#### DESCRIPTION OF THE TASK:
Go over the entries below line by line, copying each one that contains the word "JSON".
━━ RAW DATA ━━
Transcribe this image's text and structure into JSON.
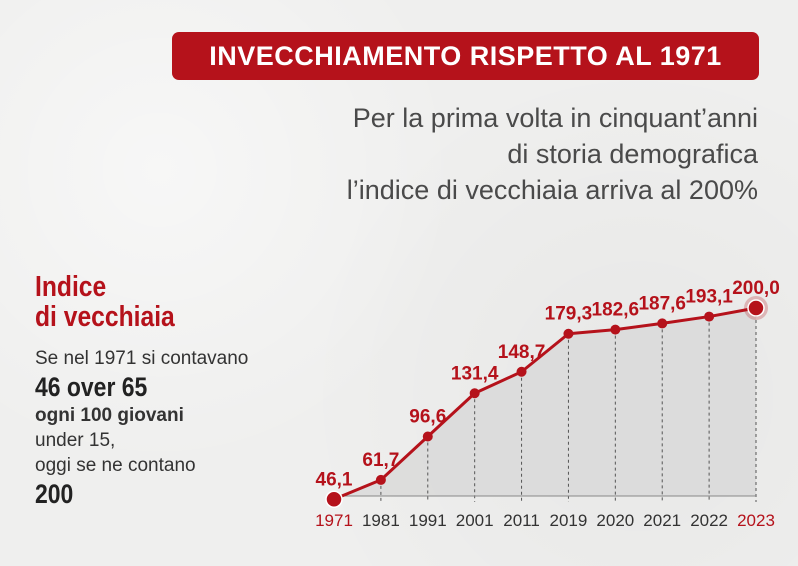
{
  "title": "INVECCHIAMENTO RISPETTO AL 1971",
  "subtitle_lines": [
    "Per la prima volta in cinquant’anni",
    "di storia demografica",
    "l’indice di vecchiaia arriva al 200%"
  ],
  "side": {
    "heading_line1": "Indice",
    "heading_line2": "di vecchiaia",
    "line1": "Se nel 1971 si contavano",
    "line2": "46 over 65",
    "line3": "ogni 100 giovani",
    "line4": "under 15,",
    "line5": "oggi se ne contano",
    "line6": "200"
  },
  "colors": {
    "accent": "#b5121b",
    "area": "#d9d9d9",
    "text": "#333333"
  },
  "chart_data": {
    "type": "line",
    "categories": [
      "1971",
      "1981",
      "1991",
      "2001",
      "2011",
      "2019",
      "2020",
      "2021",
      "2022",
      "2023"
    ],
    "values": [
      46.1,
      61.7,
      96.6,
      131.4,
      148.7,
      179.3,
      182.6,
      187.6,
      193.1,
      200.0
    ],
    "labels": [
      "46,1",
      "61,7",
      "96,6",
      "131,4",
      "148,7",
      "179,3",
      "182,6",
      "187,6",
      "193,1",
      "200,0"
    ],
    "highlighted_categories": [
      "1971",
      "2023"
    ],
    "area_fill": true,
    "ylim": [
      0,
      200
    ]
  }
}
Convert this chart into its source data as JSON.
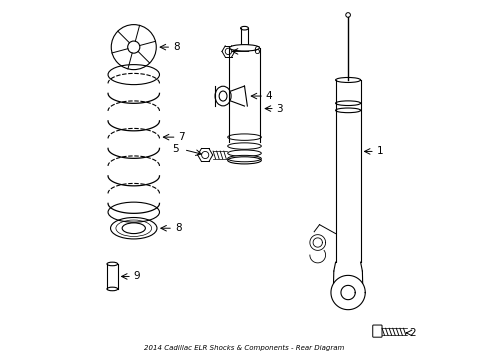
{
  "title": "2014 Cadillac ELR Shocks & Components - Rear Diagram",
  "bg_color": "#ffffff",
  "line_color": "#000000",
  "label_color": "#000000",
  "figsize": [
    4.89,
    3.6
  ],
  "dpi": 100,
  "parts": [
    {
      "id": "1",
      "label": "1"
    },
    {
      "id": "2",
      "label": "2"
    },
    {
      "id": "3",
      "label": "3"
    },
    {
      "id": "4",
      "label": "4"
    },
    {
      "id": "5",
      "label": "5"
    },
    {
      "id": "6",
      "label": "6"
    },
    {
      "id": "7",
      "label": "7"
    },
    {
      "id": "8a",
      "label": "8"
    },
    {
      "id": "8b",
      "label": "8"
    },
    {
      "id": "9",
      "label": "9"
    }
  ]
}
━━━
#### FULL ANSWER:
Transcribe this image's text and structure into JSON.
Convert this chart into its source data as JSON.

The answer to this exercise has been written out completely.